▶ [WORK TO COMPLETE] Report only the number of lines in the records that contain the word "median".

# SUPPLIED RECORDS start

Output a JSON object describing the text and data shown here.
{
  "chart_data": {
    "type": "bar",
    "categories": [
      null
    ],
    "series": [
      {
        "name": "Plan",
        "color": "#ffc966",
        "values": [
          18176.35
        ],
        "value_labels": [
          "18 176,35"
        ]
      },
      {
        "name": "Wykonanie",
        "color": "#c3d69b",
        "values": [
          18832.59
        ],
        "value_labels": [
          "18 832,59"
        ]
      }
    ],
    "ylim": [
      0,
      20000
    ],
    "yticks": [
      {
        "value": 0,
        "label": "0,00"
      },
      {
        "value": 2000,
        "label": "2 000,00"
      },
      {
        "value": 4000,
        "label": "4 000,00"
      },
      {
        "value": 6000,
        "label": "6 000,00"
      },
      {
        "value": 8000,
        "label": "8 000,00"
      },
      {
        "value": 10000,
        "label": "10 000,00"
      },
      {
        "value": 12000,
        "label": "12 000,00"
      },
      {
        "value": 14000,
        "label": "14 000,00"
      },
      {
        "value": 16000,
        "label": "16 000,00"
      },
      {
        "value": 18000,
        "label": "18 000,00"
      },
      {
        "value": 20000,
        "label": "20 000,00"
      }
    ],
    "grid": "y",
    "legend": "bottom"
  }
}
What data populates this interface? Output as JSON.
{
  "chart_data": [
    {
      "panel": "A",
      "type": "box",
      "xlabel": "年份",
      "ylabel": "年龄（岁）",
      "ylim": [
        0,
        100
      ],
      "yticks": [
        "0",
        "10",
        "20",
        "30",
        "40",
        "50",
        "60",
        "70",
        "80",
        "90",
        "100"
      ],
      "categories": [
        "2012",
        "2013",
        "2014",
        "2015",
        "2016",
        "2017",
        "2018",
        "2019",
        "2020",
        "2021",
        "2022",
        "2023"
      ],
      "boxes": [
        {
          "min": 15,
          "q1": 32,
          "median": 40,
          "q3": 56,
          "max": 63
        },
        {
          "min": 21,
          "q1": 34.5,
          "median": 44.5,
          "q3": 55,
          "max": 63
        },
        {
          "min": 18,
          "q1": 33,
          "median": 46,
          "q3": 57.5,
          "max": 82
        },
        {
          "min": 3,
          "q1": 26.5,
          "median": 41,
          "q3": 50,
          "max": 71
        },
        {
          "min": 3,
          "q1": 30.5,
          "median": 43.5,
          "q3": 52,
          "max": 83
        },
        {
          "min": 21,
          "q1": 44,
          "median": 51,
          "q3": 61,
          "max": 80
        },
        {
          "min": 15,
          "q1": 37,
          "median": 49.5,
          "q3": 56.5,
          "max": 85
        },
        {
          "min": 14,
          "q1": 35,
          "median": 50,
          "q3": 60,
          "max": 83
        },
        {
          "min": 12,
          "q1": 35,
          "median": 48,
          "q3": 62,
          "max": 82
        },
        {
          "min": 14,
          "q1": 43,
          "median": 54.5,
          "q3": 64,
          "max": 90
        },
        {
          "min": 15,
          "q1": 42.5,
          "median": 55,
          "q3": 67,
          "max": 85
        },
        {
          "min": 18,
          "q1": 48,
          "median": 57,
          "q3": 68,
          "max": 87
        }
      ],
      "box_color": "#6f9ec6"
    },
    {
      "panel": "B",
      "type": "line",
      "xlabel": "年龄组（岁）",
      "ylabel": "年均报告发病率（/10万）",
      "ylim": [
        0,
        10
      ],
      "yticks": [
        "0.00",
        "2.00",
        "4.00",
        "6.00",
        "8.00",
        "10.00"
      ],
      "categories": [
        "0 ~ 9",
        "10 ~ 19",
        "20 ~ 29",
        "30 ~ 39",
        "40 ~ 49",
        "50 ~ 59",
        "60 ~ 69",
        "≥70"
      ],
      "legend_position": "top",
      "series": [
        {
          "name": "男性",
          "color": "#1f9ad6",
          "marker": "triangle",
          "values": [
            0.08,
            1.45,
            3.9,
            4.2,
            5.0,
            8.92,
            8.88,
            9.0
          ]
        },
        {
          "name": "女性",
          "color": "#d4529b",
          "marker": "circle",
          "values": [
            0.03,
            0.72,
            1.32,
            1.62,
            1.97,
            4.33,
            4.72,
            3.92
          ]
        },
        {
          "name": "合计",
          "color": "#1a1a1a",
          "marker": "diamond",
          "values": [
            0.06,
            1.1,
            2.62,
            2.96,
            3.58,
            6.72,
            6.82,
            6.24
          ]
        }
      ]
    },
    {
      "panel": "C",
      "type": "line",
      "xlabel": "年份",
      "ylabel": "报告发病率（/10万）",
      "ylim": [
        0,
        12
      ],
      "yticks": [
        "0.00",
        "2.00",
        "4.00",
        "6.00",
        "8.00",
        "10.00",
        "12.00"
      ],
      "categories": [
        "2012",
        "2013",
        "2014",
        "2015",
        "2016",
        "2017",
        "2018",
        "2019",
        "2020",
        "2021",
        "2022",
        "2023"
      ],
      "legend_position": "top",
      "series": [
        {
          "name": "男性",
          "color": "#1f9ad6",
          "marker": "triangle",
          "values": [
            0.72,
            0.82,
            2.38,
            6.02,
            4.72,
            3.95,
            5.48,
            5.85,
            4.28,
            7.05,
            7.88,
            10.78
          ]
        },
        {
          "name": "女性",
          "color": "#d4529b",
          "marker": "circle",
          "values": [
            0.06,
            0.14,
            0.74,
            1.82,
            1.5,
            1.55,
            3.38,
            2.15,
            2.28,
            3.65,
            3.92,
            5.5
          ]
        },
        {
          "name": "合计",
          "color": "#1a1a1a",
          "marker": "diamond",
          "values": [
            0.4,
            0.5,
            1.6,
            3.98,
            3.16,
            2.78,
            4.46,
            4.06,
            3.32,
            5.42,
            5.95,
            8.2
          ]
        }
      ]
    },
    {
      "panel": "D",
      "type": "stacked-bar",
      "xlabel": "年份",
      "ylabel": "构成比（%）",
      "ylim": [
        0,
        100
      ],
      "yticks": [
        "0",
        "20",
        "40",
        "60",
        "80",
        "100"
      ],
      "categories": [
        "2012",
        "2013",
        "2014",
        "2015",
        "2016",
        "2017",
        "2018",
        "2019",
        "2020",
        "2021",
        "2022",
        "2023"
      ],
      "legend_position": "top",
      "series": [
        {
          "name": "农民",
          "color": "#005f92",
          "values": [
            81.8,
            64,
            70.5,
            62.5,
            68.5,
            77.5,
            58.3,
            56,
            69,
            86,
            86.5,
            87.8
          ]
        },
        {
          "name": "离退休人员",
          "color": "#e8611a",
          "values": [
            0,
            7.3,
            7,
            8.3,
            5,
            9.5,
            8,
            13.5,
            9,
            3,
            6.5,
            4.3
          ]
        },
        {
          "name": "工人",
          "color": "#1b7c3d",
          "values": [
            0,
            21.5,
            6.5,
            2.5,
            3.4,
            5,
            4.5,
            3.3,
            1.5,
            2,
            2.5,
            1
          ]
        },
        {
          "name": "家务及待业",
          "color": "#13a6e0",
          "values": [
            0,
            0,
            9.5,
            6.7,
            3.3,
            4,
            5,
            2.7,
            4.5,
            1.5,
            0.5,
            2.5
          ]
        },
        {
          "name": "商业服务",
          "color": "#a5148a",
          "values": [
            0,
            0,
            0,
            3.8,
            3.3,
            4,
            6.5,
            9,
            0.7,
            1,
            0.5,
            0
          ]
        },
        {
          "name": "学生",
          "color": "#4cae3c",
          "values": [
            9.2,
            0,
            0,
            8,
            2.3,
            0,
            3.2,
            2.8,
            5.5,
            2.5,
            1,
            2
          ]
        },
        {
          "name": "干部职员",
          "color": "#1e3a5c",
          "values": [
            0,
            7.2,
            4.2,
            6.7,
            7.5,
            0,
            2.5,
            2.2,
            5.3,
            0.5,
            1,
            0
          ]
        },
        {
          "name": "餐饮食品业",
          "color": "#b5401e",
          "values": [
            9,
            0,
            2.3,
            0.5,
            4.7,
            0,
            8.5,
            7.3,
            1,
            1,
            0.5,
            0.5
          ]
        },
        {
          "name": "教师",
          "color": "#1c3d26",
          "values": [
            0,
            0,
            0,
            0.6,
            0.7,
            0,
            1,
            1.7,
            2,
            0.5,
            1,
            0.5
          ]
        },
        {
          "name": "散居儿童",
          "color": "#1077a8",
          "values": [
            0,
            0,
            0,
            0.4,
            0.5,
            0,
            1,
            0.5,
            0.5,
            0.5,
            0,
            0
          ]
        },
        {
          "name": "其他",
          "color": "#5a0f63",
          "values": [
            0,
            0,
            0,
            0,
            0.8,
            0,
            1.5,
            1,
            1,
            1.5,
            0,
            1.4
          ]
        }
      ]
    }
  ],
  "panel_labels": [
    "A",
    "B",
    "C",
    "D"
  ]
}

# SUPPLIED RECORDS end

▶ [TASK RESPONSE] 12